## START Recorded information
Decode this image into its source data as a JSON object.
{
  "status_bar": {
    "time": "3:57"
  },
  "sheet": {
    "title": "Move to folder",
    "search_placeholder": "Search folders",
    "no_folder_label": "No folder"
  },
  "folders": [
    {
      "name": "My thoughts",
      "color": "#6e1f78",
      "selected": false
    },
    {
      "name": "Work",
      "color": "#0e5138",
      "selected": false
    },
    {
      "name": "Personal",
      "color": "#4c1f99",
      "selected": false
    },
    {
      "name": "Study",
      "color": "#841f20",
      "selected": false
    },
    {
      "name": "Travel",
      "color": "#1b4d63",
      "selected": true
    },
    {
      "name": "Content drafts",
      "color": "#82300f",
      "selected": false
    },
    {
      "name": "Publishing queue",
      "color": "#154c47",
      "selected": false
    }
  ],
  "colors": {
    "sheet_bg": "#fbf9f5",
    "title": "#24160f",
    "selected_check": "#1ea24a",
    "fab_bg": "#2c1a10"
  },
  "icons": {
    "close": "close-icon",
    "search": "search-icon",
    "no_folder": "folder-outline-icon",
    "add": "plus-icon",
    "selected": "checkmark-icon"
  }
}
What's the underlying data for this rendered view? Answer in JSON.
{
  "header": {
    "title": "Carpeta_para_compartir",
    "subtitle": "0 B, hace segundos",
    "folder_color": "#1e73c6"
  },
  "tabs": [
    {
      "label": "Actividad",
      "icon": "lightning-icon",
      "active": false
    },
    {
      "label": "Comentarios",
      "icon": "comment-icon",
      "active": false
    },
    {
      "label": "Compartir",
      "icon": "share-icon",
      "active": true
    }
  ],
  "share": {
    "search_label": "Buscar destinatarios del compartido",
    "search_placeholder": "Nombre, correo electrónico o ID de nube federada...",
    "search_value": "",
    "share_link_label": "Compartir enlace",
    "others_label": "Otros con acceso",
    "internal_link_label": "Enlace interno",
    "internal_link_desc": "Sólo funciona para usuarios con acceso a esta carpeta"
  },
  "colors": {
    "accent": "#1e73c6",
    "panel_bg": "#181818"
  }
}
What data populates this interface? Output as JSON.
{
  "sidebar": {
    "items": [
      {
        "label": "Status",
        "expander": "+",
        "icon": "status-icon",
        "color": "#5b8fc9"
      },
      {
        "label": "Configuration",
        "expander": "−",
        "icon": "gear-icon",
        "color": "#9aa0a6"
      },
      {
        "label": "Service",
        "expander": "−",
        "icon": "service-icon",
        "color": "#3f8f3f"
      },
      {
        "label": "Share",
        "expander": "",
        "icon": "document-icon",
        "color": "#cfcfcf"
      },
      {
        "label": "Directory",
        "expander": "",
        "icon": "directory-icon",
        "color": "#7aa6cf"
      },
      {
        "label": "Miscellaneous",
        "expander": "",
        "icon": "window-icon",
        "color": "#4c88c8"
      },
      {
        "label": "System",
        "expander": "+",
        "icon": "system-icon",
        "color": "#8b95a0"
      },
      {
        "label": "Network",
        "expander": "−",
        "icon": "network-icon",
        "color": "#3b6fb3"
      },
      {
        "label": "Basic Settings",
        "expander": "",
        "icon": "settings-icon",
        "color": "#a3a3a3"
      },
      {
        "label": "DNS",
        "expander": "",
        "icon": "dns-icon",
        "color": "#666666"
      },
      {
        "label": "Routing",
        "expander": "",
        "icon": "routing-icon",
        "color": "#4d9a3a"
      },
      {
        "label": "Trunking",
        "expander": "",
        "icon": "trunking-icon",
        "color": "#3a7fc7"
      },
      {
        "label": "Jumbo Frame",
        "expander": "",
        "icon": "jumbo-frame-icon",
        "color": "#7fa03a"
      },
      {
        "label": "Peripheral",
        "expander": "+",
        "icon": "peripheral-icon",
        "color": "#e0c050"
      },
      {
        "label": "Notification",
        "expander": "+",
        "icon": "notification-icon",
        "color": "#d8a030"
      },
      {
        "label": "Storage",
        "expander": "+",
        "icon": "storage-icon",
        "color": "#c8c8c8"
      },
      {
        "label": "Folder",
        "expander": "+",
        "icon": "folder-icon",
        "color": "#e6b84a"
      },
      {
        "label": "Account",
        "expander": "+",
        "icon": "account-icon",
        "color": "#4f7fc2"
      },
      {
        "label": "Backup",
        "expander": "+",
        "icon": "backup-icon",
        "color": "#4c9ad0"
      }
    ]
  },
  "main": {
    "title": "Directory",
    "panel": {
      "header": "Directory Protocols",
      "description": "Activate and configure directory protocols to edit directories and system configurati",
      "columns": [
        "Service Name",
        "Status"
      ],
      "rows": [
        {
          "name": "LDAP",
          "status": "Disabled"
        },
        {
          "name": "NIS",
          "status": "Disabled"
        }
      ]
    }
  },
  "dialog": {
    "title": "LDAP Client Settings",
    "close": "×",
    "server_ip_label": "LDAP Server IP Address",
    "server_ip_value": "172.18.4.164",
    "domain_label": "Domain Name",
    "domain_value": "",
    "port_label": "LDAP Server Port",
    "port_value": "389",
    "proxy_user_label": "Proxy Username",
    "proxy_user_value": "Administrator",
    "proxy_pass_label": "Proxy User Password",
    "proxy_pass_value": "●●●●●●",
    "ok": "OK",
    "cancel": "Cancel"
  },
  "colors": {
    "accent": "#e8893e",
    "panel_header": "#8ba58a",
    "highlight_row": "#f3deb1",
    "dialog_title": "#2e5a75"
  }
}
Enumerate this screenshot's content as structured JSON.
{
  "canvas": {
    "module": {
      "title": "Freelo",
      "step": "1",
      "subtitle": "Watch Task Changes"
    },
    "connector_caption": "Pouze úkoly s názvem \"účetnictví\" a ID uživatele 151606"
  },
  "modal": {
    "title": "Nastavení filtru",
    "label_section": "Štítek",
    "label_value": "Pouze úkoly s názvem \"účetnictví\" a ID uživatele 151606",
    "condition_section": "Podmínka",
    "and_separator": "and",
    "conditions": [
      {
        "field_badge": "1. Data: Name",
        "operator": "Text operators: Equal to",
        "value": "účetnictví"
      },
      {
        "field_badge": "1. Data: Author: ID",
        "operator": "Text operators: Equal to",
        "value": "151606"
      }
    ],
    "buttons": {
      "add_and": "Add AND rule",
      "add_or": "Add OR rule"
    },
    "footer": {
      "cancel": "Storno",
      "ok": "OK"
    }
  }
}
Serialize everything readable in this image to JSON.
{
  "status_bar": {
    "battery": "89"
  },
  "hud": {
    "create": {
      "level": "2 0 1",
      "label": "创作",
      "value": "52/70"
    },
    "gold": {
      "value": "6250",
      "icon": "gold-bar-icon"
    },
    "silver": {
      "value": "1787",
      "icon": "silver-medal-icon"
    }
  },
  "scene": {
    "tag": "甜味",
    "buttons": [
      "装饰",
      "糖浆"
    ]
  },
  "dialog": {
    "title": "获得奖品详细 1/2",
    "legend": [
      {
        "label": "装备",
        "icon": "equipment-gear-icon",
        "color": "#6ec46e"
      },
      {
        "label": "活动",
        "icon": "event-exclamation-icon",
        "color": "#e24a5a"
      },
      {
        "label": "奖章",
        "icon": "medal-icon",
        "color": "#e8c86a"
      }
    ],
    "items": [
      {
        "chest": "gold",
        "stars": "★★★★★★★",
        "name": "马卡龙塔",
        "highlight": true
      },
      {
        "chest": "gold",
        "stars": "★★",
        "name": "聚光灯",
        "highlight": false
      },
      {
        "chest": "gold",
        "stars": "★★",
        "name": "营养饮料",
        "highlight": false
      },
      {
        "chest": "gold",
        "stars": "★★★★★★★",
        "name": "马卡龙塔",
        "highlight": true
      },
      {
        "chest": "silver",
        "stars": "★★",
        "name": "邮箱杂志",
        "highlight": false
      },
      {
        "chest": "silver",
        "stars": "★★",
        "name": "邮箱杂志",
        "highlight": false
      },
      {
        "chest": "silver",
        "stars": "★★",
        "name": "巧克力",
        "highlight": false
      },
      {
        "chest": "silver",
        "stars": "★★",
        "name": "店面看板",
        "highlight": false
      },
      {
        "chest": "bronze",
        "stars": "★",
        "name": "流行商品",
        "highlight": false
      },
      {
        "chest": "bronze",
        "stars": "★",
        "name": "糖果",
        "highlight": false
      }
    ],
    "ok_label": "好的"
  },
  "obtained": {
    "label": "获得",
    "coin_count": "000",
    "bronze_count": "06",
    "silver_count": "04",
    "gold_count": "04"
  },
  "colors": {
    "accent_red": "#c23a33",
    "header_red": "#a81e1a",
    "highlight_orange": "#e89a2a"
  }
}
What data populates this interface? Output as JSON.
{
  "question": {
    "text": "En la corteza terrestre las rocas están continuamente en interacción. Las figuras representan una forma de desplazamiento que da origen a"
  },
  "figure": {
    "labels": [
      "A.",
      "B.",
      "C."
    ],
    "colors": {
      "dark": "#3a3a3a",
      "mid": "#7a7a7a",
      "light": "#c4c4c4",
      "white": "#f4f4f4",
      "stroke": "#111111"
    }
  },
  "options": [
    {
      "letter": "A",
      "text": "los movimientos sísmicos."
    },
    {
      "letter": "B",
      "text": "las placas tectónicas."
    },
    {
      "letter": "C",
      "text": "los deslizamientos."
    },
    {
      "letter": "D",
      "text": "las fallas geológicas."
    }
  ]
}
## END Recorded information
In the records above, locate each line with the word "subtitle". Copy all such lines.

    "subtitle": "0 B, hace segundos",
      "subtitle": "Watch Task Changes"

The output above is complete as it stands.